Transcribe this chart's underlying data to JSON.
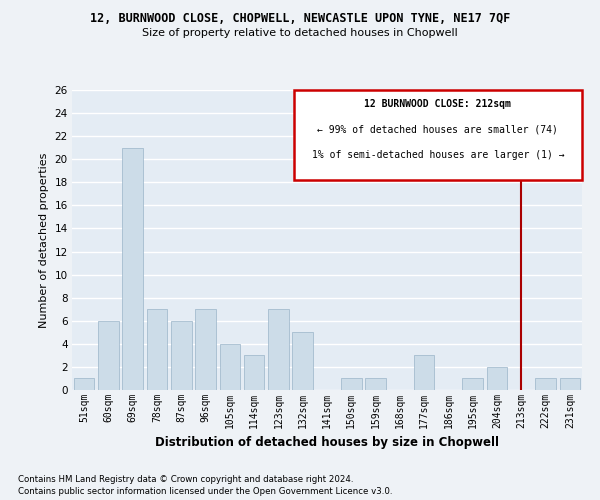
{
  "title1": "12, BURNWOOD CLOSE, CHOPWELL, NEWCASTLE UPON TYNE, NE17 7QF",
  "title2": "Size of property relative to detached houses in Chopwell",
  "xlabel": "Distribution of detached houses by size in Chopwell",
  "ylabel": "Number of detached properties",
  "categories": [
    "51sqm",
    "60sqm",
    "69sqm",
    "78sqm",
    "87sqm",
    "96sqm",
    "105sqm",
    "114sqm",
    "123sqm",
    "132sqm",
    "141sqm",
    "150sqm",
    "159sqm",
    "168sqm",
    "177sqm",
    "186sqm",
    "195sqm",
    "204sqm",
    "213sqm",
    "222sqm",
    "231sqm"
  ],
  "values": [
    1,
    6,
    21,
    7,
    6,
    7,
    4,
    3,
    7,
    5,
    0,
    1,
    1,
    0,
    3,
    0,
    1,
    2,
    0,
    1,
    1
  ],
  "bar_color": "#ccdce8",
  "bar_edgecolor": "#9ab4c8",
  "annotation_line1": "12 BURNWOOD CLOSE: 212sqm",
  "annotation_line2": "← 99% of detached houses are smaller (74)",
  "annotation_line3": "1% of semi-detached houses are larger (1) →",
  "vline_color": "#aa0000",
  "vline_x_index": 18,
  "box_color": "#cc0000",
  "ylim": [
    0,
    26
  ],
  "yticks": [
    0,
    2,
    4,
    6,
    8,
    10,
    12,
    14,
    16,
    18,
    20,
    22,
    24,
    26
  ],
  "footer1": "Contains HM Land Registry data © Crown copyright and database right 2024.",
  "footer2": "Contains public sector information licensed under the Open Government Licence v3.0.",
  "bg_color": "#eef2f6",
  "plot_bg_color": "#e4ecf4"
}
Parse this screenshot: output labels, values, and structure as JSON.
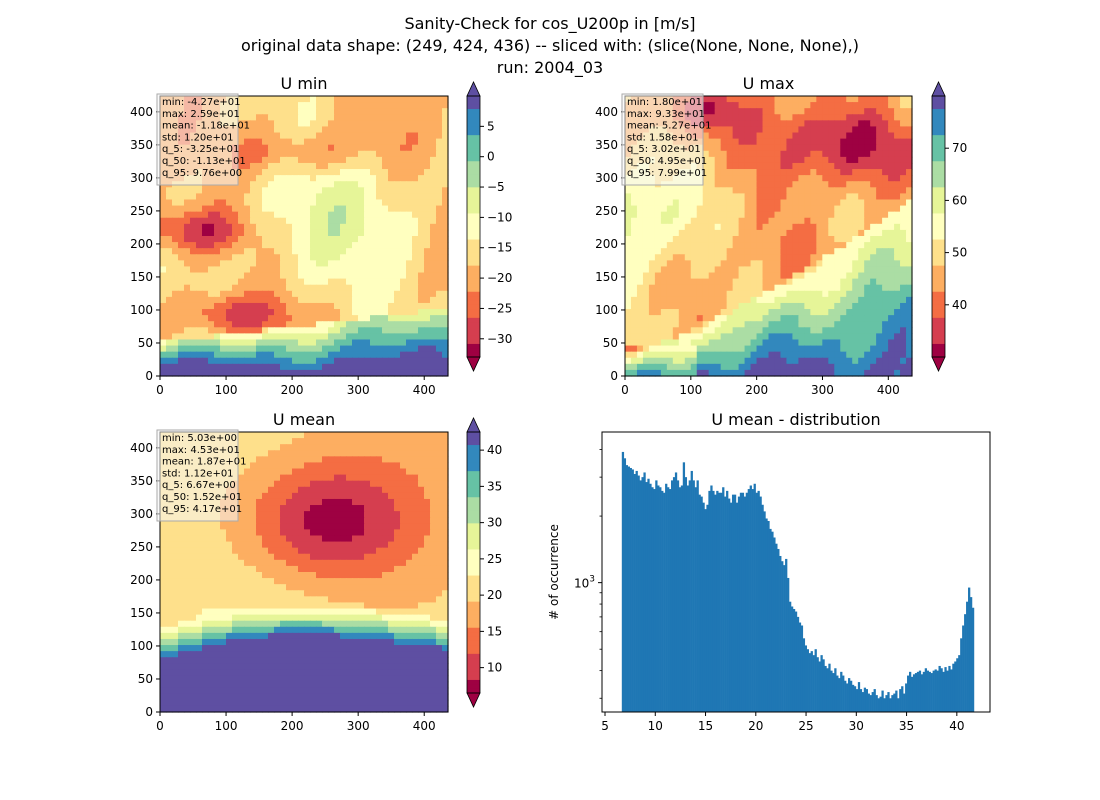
{
  "figure": {
    "title_lines": [
      "Sanity-Check for cos_U200p in [m/s]",
      "original data shape: (249, 424, 436) -- sliced with: (slice(None, None, None),)",
      "run: 2004_03"
    ]
  },
  "chart_data": [
    {
      "type": "heatmap",
      "title": "U min",
      "xlim": [
        0,
        436
      ],
      "ylim": [
        0,
        424
      ],
      "xticks": [
        "0",
        "100",
        "200",
        "300",
        "400"
      ],
      "yticks": [
        "0",
        "50",
        "100",
        "150",
        "200",
        "250",
        "300",
        "350",
        "400"
      ],
      "colormap": "Spectral",
      "colorbar": {
        "range": [
          -33,
          10
        ],
        "ticks": [
          "5",
          "0",
          "−5",
          "−10",
          "−15",
          "−20",
          "−25",
          "−30"
        ],
        "tick_values": [
          5,
          0,
          -5,
          -10,
          -15,
          -20,
          -25,
          -30
        ],
        "extend": "both"
      },
      "stats_lines": [
        "min: -4.27e+01",
        "max: 2.59e+01",
        "mean: -1.18e+01",
        "std: 1.20e+01",
        "q_5: -3.25e+01",
        "q_50: -1.13e+01",
        "q_95: 9.76e+00"
      ]
    },
    {
      "type": "heatmap",
      "title": "U max",
      "xlim": [
        0,
        436
      ],
      "ylim": [
        0,
        424
      ],
      "xticks": [
        "0",
        "100",
        "200",
        "300",
        "400"
      ],
      "yticks": [
        "0",
        "50",
        "100",
        "150",
        "200",
        "250",
        "300",
        "350",
        "400"
      ],
      "colormap": "Spectral",
      "colorbar": {
        "range": [
          30,
          80
        ],
        "ticks": [
          "70",
          "60",
          "50",
          "40"
        ],
        "tick_values": [
          70,
          60,
          50,
          40
        ],
        "extend": "both"
      },
      "stats_lines": [
        "min: 1.80e+01",
        "max: 9.33e+01",
        "mean: 5.27e+01",
        "std: 1.58e+01",
        "q_5: 3.02e+01",
        "q_50: 4.95e+01",
        "q_95: 7.99e+01"
      ]
    },
    {
      "type": "heatmap",
      "title": "U mean",
      "xlim": [
        0,
        436
      ],
      "ylim": [
        0,
        424
      ],
      "xticks": [
        "0",
        "100",
        "200",
        "300",
        "400"
      ],
      "yticks": [
        "0",
        "50",
        "100",
        "150",
        "200",
        "250",
        "300",
        "350",
        "400"
      ],
      "colormap": "Spectral",
      "colorbar": {
        "range": [
          6.5,
          42.5
        ],
        "ticks": [
          "40",
          "35",
          "30",
          "25",
          "20",
          "15",
          "10"
        ],
        "tick_values": [
          40,
          35,
          30,
          25,
          20,
          15,
          10
        ],
        "extend": "both"
      },
      "stats_lines": [
        "min: 5.03e+00",
        "max: 4.53e+01",
        "mean: 1.87e+01",
        "std: 1.12e+01",
        "q_5: 6.67e+00",
        "q_50: 1.52e+01",
        "q_95: 4.17e+01"
      ]
    },
    {
      "type": "bar",
      "title": "U mean - distribution",
      "xlabel": "",
      "ylabel": "# of occurrence",
      "yscale": "log",
      "xlim": [
        4.7,
        43.3
      ],
      "ylim": [
        260,
        4800
      ],
      "xticks": [
        "5",
        "10",
        "15",
        "20",
        "25",
        "30",
        "35",
        "40"
      ],
      "ytick_label": "10",
      "ytick_label_exp": "3",
      "bins": {
        "start": 6.67,
        "end": 41.7,
        "count": 175
      },
      "values": [
        3900,
        3650,
        3400,
        3350,
        3300,
        3250,
        3100,
        3200,
        3050,
        2900,
        3000,
        3150,
        2850,
        2950,
        2800,
        2700,
        2650,
        2900,
        2750,
        2700,
        2600,
        2550,
        2800,
        2700,
        2650,
        2900,
        3000,
        3150,
        2900,
        2700,
        2750,
        3500,
        3000,
        2750,
        2900,
        3200,
        2900,
        2700,
        2900,
        2500,
        2450,
        2300,
        2150,
        2250,
        2600,
        2750,
        2600,
        2500,
        2600,
        2550,
        2550,
        2700,
        2450,
        2600,
        2400,
        2300,
        2500,
        2500,
        2300,
        2450,
        2550,
        2550,
        2450,
        2550,
        2650,
        2750,
        2650,
        2800,
        2550,
        2600,
        2450,
        2250,
        2100,
        1950,
        1900,
        1750,
        1700,
        1600,
        1500,
        1420,
        1320,
        1250,
        1200,
        1280,
        1050,
        820,
        780,
        760,
        740,
        700,
        660,
        640,
        560,
        520,
        500,
        480,
        490,
        470,
        500,
        460,
        440,
        470,
        450,
        420,
        410,
        430,
        400,
        390,
        410,
        380,
        370,
        395,
        380,
        360,
        350,
        370,
        360,
        345,
        340,
        330,
        355,
        330,
        320,
        335,
        330,
        315,
        310,
        320,
        330,
        310,
        300,
        305,
        325,
        300,
        310,
        320,
        300,
        310,
        315,
        325,
        300,
        330,
        340,
        315,
        350,
        380,
        395,
        375,
        385,
        390,
        395,
        400,
        385,
        395,
        410,
        400,
        395,
        390,
        400,
        405,
        400,
        420,
        410,
        395,
        415,
        400,
        420,
        405,
        430,
        440,
        455,
        470,
        560,
        640,
        720,
        820,
        950,
        860,
        770
      ]
    }
  ]
}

Objective: Copy out all the entries exactly. Images stay out of the copy.

Task answer:
Transcribe this chart's underlying data to JSON.
{
  "title1": "12, BURNWOOD CLOSE, CHOPWELL, NEWCASTLE UPON TYNE, NE17 7QF",
  "title2": "Size of property relative to detached houses in Chopwell",
  "xlabel": "Distribution of detached houses by size in Chopwell",
  "ylabel": "Number of detached properties",
  "categories": [
    "51sqm",
    "60sqm",
    "69sqm",
    "78sqm",
    "87sqm",
    "96sqm",
    "105sqm",
    "114sqm",
    "123sqm",
    "132sqm",
    "141sqm",
    "150sqm",
    "159sqm",
    "168sqm",
    "177sqm",
    "186sqm",
    "195sqm",
    "204sqm",
    "213sqm",
    "222sqm",
    "231sqm"
  ],
  "values": [
    1,
    6,
    21,
    7,
    6,
    7,
    4,
    3,
    7,
    5,
    0,
    1,
    1,
    0,
    3,
    0,
    1,
    2,
    0,
    1,
    1
  ],
  "bar_color": "#ccdce8",
  "bar_edgecolor": "#9ab4c8",
  "annotation_line1": "12 BURNWOOD CLOSE: 212sqm",
  "annotation_line2": "← 99% of detached houses are smaller (74)",
  "annotation_line3": "1% of semi-detached houses are larger (1) →",
  "vline_color": "#aa0000",
  "vline_x_index": 18,
  "box_color": "#cc0000",
  "ylim": [
    0,
    26
  ],
  "yticks": [
    0,
    2,
    4,
    6,
    8,
    10,
    12,
    14,
    16,
    18,
    20,
    22,
    24,
    26
  ],
  "footer1": "Contains HM Land Registry data © Crown copyright and database right 2024.",
  "footer2": "Contains public sector information licensed under the Open Government Licence v3.0.",
  "bg_color": "#eef2f6",
  "plot_bg_color": "#e4ecf4"
}
Parse this screenshot: output labels, values, and structure as JSON.
{
  "figure": {
    "title_lines": [
      "Sanity-Check for cos_U200p in [m/s]",
      "original data shape: (249, 424, 436) -- sliced with: (slice(None, None, None),)",
      "run: 2004_03"
    ]
  },
  "chart_data": [
    {
      "type": "heatmap",
      "title": "U min",
      "xlim": [
        0,
        436
      ],
      "ylim": [
        0,
        424
      ],
      "xticks": [
        "0",
        "100",
        "200",
        "300",
        "400"
      ],
      "yticks": [
        "0",
        "50",
        "100",
        "150",
        "200",
        "250",
        "300",
        "350",
        "400"
      ],
      "colormap": "Spectral",
      "colorbar": {
        "range": [
          -33,
          10
        ],
        "ticks": [
          "5",
          "0",
          "−5",
          "−10",
          "−15",
          "−20",
          "−25",
          "−30"
        ],
        "tick_values": [
          5,
          0,
          -5,
          -10,
          -15,
          -20,
          -25,
          -30
        ],
        "extend": "both"
      },
      "stats_lines": [
        "min: -4.27e+01",
        "max: 2.59e+01",
        "mean: -1.18e+01",
        "std: 1.20e+01",
        "q_5: -3.25e+01",
        "q_50: -1.13e+01",
        "q_95: 9.76e+00"
      ]
    },
    {
      "type": "heatmap",
      "title": "U max",
      "xlim": [
        0,
        436
      ],
      "ylim": [
        0,
        424
      ],
      "xticks": [
        "0",
        "100",
        "200",
        "300",
        "400"
      ],
      "yticks": [
        "0",
        "50",
        "100",
        "150",
        "200",
        "250",
        "300",
        "350",
        "400"
      ],
      "colormap": "Spectral",
      "colorbar": {
        "range": [
          30,
          80
        ],
        "ticks": [
          "70",
          "60",
          "50",
          "40"
        ],
        "tick_values": [
          70,
          60,
          50,
          40
        ],
        "extend": "both"
      },
      "stats_lines": [
        "min: 1.80e+01",
        "max: 9.33e+01",
        "mean: 5.27e+01",
        "std: 1.58e+01",
        "q_5: 3.02e+01",
        "q_50: 4.95e+01",
        "q_95: 7.99e+01"
      ]
    },
    {
      "type": "heatmap",
      "title": "U mean",
      "xlim": [
        0,
        436
      ],
      "ylim": [
        0,
        424
      ],
      "xticks": [
        "0",
        "100",
        "200",
        "300",
        "400"
      ],
      "yticks": [
        "0",
        "50",
        "100",
        "150",
        "200",
        "250",
        "300",
        "350",
        "400"
      ],
      "colormap": "Spectral",
      "colorbar": {
        "range": [
          6.5,
          42.5
        ],
        "ticks": [
          "40",
          "35",
          "30",
          "25",
          "20",
          "15",
          "10"
        ],
        "tick_values": [
          40,
          35,
          30,
          25,
          20,
          15,
          10
        ],
        "extend": "both"
      },
      "stats_lines": [
        "min: 5.03e+00",
        "max: 4.53e+01",
        "mean: 1.87e+01",
        "std: 1.12e+01",
        "q_5: 6.67e+00",
        "q_50: 1.52e+01",
        "q_95: 4.17e+01"
      ]
    },
    {
      "type": "bar",
      "title": "U mean - distribution",
      "xlabel": "",
      "ylabel": "# of occurrence",
      "yscale": "log",
      "xlim": [
        4.7,
        43.3
      ],
      "ylim": [
        260,
        4800
      ],
      "xticks": [
        "5",
        "10",
        "15",
        "20",
        "25",
        "30",
        "35",
        "40"
      ],
      "ytick_label": "10",
      "ytick_label_exp": "3",
      "bins": {
        "start": 6.67,
        "end": 41.7,
        "count": 175
      },
      "values": [
        3900,
        3650,
        3400,
        3350,
        3300,
        3250,
        3100,
        3200,
        3050,
        2900,
        3000,
        3150,
        2850,
        2950,
        2800,
        2700,
        2650,
        2900,
        2750,
        2700,
        2600,
        2550,
        2800,
        2700,
        2650,
        2900,
        3000,
        3150,
        2900,
        2700,
        2750,
        3500,
        3000,
        2750,
        2900,
        3200,
        2900,
        2700,
        2900,
        2500,
        2450,
        2300,
        2150,
        2250,
        2600,
        2750,
        2600,
        2500,
        2600,
        2550,
        2550,
        2700,
        2450,
        2600,
        2400,
        2300,
        2500,
        2500,
        2300,
        2450,
        2550,
        2550,
        2450,
        2550,
        2650,
        2750,
        2650,
        2800,
        2550,
        2600,
        2450,
        2250,
        2100,
        1950,
        1900,
        1750,
        1700,
        1600,
        1500,
        1420,
        1320,
        1250,
        1200,
        1280,
        1050,
        820,
        780,
        760,
        740,
        700,
        660,
        640,
        560,
        520,
        500,
        480,
        490,
        470,
        500,
        460,
        440,
        470,
        450,
        420,
        410,
        430,
        400,
        390,
        410,
        380,
        370,
        395,
        380,
        360,
        350,
        370,
        360,
        345,
        340,
        330,
        355,
        330,
        320,
        335,
        330,
        315,
        310,
        320,
        330,
        310,
        300,
        305,
        325,
        300,
        310,
        320,
        300,
        310,
        315,
        325,
        300,
        330,
        340,
        315,
        350,
        380,
        395,
        375,
        385,
        390,
        395,
        400,
        385,
        395,
        410,
        400,
        395,
        390,
        400,
        405,
        400,
        420,
        410,
        395,
        415,
        400,
        420,
        405,
        430,
        440,
        455,
        470,
        560,
        640,
        720,
        820,
        950,
        860,
        770
      ]
    }
  ]
}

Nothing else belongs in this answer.